■ **Aim**: Quote every line of the data below as it stands, omitting pictures.

■ **Supplied information**:
______________________________

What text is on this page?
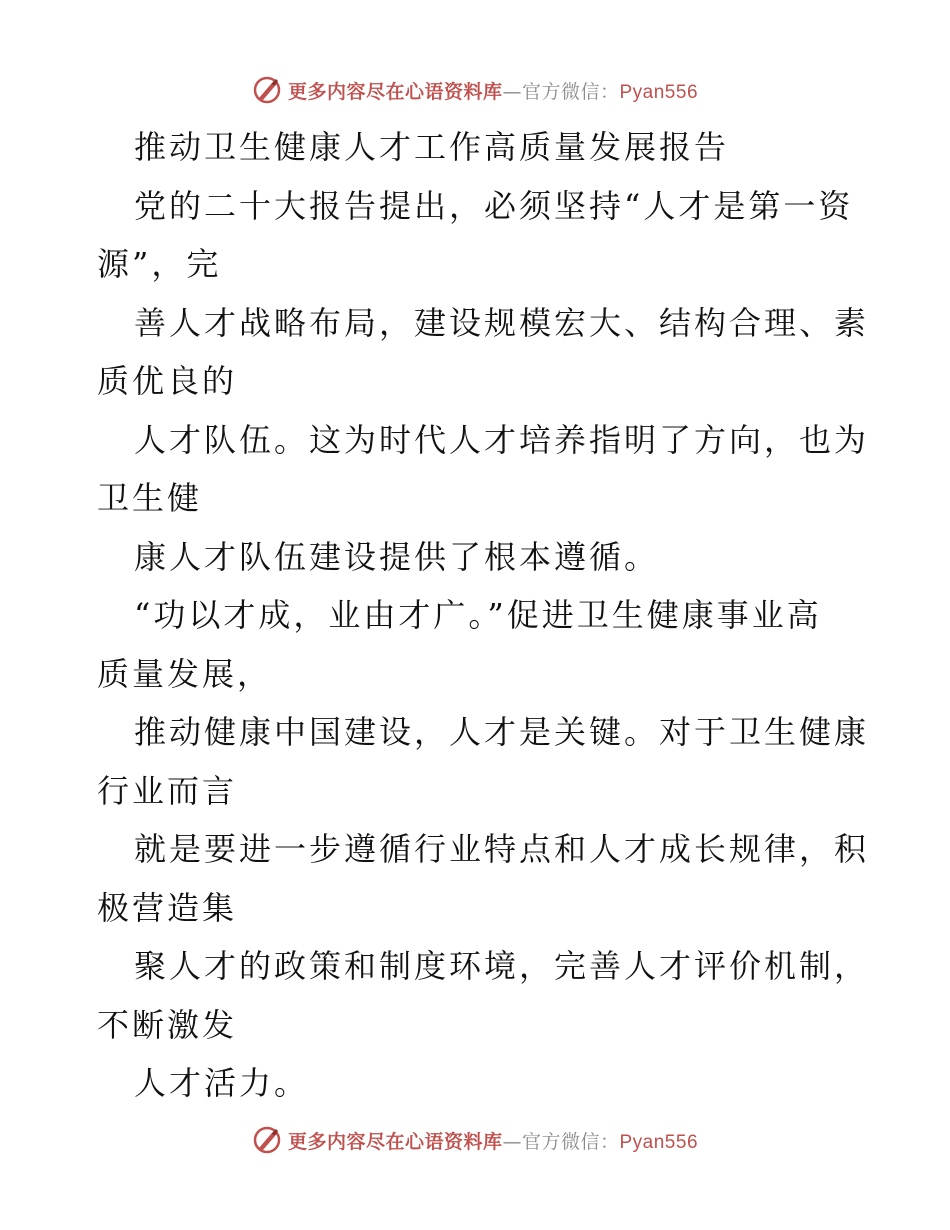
更多内容尽在心语资料库 —官方微信： Pyan556
推动卫生健康人才工作高质量发展报告
党的二十大报告提出，必须坚持“人才是第一资
源”，完
善人才战略布局，建设规模宏大、结构合理、素
质优良的
人才队伍。这为时代人才培养指明了方向，也为
卫生健
康人才队伍建设提供了根本遵循。
“功以才成，业由才广。”促进卫生健康事业高
质量发展，
推动健康中国建设，人才是关键。对于卫生健康
行业而言
就是要进一步遵循行业特点和人才成长规律，积
极营造集
聚人才的政策和制度环境，完善人才评价机制，
不断激发
人才活力。
更多内容尽在心语资料库 —官方微信： Pyan556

______________________________

■ **Result below**:
What text is on this page?
更多内容尽在心语资料库 —官方微信： Pyan556
推动卫生健康人才工作高质量发展报告
党的二十大报告提出，必须坚持“人才是第一资
源”，完
善人才战略布局，建设规模宏大、结构合理、素
质优良的
人才队伍。这为时代人才培养指明了方向，也为
卫生健
康人才队伍建设提供了根本遵循。
“功以才成，业由才广。”促进卫生健康事业高
质量发展，
推动健康中国建设，人才是关键。对于卫生健康
行业而言
就是要进一步遵循行业特点和人才成长规律，积
极营造集
聚人才的政策和制度环境，完善人才评价机制，
不断激发
人才活力。
更多内容尽在心语资料库 —官方微信： Pyan556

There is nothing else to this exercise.